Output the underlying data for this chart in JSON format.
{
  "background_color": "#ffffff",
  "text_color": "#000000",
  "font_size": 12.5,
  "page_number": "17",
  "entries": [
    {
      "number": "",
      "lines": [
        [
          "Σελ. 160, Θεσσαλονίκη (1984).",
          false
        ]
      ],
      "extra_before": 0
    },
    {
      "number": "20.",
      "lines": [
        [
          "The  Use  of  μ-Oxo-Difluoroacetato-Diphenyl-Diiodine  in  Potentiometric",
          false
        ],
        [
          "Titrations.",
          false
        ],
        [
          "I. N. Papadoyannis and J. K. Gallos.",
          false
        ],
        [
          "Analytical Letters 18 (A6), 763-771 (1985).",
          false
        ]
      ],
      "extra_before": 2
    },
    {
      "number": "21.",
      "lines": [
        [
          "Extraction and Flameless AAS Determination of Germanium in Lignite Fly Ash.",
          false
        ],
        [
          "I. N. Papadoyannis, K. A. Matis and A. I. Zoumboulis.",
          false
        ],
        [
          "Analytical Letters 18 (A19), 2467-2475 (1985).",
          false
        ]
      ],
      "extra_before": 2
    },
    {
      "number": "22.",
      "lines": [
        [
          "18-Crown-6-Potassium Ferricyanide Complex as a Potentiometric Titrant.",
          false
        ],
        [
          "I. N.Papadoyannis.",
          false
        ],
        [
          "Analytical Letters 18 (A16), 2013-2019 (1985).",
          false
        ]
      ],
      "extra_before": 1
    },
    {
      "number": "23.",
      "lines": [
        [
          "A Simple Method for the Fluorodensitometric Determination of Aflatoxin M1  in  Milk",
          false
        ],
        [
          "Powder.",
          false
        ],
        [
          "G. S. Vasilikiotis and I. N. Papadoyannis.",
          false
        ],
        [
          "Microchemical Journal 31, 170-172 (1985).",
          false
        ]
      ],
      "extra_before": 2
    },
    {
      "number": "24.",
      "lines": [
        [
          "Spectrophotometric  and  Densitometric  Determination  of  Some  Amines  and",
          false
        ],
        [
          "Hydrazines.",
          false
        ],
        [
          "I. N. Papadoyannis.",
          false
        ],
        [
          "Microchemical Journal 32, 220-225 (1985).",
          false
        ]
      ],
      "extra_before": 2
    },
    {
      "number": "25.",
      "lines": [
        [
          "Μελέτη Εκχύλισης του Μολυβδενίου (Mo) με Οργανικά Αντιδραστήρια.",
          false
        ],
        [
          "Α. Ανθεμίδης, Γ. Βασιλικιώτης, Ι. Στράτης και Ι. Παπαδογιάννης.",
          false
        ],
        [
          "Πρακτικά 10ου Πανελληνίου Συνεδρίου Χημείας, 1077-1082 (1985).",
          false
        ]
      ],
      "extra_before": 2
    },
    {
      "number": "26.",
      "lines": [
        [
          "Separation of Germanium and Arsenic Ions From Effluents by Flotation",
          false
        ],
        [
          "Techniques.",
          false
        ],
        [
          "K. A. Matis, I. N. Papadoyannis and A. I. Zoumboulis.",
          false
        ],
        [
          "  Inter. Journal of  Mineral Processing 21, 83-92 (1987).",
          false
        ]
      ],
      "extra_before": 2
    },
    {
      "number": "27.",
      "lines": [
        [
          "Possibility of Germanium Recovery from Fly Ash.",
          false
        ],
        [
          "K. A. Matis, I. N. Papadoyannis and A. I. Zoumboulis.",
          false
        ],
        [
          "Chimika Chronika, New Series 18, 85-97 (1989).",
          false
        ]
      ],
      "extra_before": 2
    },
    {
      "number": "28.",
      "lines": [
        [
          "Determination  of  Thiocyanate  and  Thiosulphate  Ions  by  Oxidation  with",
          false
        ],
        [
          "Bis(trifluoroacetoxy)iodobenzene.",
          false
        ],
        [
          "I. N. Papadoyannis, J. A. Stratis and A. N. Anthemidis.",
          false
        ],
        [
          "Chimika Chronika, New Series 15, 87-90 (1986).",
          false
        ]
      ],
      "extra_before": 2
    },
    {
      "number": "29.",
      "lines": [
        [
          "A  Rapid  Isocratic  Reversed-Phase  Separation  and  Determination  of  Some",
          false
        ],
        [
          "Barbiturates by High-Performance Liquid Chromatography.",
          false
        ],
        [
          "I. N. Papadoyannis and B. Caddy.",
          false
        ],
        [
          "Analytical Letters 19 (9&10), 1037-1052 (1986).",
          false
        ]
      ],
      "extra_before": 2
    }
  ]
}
+---+
■ Activity ■
In which lines of the material above does the string "Chronika" occur? Copy them all.

■ Written reply ■
          "Chimika Chronika, New Series 18, 85-97 (1989).",
          "Chimika Chronika, New Series 15, 87-90 (1986).",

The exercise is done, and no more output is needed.